Records from a collection of figures
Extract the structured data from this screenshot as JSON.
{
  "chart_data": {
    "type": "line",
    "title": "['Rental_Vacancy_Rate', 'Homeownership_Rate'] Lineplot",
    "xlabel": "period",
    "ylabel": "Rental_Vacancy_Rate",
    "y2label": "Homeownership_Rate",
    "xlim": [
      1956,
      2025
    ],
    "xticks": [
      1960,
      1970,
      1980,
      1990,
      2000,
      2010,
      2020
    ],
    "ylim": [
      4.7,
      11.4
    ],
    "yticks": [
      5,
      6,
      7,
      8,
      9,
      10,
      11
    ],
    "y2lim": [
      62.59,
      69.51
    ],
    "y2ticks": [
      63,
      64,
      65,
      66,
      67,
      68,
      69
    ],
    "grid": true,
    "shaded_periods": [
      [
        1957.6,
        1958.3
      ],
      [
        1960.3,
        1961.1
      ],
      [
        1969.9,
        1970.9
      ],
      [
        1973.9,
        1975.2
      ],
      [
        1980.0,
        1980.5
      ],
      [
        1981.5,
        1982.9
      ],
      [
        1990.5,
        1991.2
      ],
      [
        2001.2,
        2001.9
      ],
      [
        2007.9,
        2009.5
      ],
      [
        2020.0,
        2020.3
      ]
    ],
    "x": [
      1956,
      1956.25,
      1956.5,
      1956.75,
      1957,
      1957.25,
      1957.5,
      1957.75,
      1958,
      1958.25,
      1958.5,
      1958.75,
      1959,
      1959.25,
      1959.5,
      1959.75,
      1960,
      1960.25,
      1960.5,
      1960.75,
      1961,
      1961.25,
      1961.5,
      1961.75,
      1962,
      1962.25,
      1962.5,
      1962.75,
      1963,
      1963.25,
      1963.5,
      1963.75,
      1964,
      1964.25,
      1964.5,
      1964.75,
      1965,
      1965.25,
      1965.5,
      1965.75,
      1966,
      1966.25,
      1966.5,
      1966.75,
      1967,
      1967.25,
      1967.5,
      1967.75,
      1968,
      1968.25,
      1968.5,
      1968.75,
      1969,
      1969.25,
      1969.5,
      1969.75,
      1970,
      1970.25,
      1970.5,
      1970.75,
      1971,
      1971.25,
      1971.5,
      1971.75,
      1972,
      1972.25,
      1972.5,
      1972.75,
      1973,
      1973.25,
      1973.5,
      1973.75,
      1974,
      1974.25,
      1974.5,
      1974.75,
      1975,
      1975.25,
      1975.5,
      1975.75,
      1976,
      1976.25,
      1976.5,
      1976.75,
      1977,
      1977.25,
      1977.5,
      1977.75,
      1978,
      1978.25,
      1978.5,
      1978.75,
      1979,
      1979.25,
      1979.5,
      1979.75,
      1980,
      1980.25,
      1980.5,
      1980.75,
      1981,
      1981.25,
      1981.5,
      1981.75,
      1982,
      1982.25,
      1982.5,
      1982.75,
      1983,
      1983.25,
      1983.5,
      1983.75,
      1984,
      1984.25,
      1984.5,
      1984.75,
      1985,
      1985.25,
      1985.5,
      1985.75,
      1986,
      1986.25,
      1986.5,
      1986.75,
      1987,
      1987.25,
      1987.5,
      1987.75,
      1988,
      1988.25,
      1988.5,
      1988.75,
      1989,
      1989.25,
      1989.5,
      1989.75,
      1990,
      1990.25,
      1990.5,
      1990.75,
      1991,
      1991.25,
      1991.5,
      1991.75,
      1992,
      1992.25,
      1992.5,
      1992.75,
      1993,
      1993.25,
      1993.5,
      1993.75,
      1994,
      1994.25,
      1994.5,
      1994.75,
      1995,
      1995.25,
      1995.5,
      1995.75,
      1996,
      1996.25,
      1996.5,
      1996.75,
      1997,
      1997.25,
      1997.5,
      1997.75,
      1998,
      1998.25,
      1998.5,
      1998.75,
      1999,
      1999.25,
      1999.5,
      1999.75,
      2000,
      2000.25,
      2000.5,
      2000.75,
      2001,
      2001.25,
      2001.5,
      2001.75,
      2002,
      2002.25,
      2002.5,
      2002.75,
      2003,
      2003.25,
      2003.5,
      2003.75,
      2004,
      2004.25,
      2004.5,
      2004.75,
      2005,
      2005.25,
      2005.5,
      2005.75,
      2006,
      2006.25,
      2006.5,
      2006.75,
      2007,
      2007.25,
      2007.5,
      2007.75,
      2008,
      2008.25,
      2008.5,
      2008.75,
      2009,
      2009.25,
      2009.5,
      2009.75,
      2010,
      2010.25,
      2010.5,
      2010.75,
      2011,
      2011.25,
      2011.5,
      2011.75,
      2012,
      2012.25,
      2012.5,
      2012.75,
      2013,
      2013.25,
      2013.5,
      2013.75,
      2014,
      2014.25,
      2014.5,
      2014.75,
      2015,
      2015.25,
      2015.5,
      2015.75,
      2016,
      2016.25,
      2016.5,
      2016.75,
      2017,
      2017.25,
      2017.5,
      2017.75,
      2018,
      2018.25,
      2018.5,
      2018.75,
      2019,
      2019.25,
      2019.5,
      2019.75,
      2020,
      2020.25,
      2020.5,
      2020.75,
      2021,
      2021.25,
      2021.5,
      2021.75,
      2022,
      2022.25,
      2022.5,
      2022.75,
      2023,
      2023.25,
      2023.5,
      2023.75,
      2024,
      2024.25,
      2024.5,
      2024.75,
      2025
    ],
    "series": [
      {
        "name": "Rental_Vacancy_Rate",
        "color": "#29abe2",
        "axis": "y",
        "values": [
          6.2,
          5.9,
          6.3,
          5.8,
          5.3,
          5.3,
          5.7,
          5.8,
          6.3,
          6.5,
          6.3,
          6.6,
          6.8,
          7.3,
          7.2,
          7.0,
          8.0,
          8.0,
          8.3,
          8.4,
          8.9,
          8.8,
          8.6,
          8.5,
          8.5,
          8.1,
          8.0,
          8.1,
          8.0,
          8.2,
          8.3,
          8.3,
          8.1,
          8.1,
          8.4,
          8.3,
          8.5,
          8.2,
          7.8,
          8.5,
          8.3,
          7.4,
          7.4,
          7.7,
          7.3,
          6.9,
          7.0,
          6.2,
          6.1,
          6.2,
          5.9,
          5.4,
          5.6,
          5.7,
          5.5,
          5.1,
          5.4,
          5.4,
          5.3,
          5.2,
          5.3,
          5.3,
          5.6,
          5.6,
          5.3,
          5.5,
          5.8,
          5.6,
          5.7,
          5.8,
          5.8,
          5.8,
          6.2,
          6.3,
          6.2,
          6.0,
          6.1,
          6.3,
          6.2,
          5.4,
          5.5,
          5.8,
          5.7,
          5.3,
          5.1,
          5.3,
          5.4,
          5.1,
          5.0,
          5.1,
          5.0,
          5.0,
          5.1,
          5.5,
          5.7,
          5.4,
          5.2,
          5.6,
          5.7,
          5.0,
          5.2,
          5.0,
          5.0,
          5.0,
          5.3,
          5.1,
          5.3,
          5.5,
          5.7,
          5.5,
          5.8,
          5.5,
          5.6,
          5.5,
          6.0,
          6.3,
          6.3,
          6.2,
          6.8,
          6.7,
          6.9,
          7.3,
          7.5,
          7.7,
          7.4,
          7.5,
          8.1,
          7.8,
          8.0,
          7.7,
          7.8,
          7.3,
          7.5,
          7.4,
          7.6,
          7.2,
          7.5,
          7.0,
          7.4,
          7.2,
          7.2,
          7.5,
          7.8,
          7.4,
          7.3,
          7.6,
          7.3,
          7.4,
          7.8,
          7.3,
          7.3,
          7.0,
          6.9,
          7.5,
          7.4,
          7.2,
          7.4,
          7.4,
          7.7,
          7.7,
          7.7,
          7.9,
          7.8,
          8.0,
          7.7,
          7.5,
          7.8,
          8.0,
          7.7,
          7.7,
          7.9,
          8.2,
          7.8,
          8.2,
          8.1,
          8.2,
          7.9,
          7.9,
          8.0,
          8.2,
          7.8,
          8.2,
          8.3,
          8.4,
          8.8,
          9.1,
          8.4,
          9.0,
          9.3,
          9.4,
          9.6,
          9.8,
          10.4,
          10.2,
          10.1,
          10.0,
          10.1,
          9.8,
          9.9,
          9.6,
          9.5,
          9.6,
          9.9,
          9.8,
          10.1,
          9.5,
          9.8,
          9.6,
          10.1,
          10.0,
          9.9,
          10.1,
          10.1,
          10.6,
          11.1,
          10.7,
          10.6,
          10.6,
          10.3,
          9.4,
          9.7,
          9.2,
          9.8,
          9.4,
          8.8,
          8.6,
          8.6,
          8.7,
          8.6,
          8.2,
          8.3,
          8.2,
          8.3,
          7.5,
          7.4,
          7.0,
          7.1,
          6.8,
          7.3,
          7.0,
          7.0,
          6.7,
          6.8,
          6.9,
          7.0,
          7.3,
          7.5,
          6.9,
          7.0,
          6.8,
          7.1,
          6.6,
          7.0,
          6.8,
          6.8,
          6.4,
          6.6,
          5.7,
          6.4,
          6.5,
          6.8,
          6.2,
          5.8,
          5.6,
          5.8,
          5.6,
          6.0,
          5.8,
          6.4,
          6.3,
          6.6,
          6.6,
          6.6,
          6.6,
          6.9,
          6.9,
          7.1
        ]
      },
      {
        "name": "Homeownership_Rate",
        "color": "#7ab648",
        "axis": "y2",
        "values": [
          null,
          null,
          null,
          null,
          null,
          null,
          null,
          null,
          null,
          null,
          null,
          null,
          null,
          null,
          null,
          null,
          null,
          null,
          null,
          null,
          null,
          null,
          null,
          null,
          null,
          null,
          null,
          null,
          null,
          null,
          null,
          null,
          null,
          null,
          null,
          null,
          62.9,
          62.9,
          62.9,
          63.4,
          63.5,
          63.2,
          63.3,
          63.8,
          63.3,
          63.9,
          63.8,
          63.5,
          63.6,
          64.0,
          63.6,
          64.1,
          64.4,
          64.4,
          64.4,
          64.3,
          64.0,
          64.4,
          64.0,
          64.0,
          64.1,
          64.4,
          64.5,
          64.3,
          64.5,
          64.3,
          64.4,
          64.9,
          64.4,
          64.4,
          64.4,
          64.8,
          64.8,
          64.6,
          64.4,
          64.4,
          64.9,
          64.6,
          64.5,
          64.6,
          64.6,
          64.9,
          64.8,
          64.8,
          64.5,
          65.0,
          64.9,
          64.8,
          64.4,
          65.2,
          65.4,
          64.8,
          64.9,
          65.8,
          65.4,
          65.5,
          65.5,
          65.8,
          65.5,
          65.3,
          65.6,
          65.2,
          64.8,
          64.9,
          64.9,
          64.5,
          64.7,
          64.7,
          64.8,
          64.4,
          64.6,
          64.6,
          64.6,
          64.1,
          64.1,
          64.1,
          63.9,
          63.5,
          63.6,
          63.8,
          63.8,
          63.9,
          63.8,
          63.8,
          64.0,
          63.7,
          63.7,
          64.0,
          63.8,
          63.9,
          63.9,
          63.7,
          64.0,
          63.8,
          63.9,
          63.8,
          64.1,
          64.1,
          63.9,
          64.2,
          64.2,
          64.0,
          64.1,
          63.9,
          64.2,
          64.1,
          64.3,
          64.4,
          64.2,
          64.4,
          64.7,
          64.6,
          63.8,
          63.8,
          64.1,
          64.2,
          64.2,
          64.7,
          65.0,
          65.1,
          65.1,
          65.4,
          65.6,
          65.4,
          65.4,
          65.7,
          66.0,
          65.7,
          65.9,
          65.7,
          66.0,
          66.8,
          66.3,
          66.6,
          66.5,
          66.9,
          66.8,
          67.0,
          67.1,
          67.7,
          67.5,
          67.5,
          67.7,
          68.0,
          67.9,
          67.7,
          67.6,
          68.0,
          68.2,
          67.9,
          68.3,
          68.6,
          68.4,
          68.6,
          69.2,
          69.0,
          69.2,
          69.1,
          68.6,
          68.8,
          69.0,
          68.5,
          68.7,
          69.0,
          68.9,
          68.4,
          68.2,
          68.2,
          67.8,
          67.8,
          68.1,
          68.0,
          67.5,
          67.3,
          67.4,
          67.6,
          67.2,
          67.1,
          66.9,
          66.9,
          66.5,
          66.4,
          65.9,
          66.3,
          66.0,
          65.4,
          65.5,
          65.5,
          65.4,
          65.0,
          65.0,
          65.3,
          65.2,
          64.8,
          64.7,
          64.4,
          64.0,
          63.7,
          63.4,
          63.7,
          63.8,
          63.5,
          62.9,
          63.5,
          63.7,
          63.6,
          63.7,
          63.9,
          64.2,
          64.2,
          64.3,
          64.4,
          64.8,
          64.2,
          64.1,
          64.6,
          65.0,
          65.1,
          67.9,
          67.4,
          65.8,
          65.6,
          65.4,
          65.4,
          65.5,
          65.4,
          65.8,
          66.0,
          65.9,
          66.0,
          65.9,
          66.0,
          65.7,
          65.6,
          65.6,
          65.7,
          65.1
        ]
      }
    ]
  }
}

*Challenge*
List every line above containing the word "name".

*The completed task*
        "name": "Rental_Vacancy_Rate",
        "name": "Homeownership_Rate",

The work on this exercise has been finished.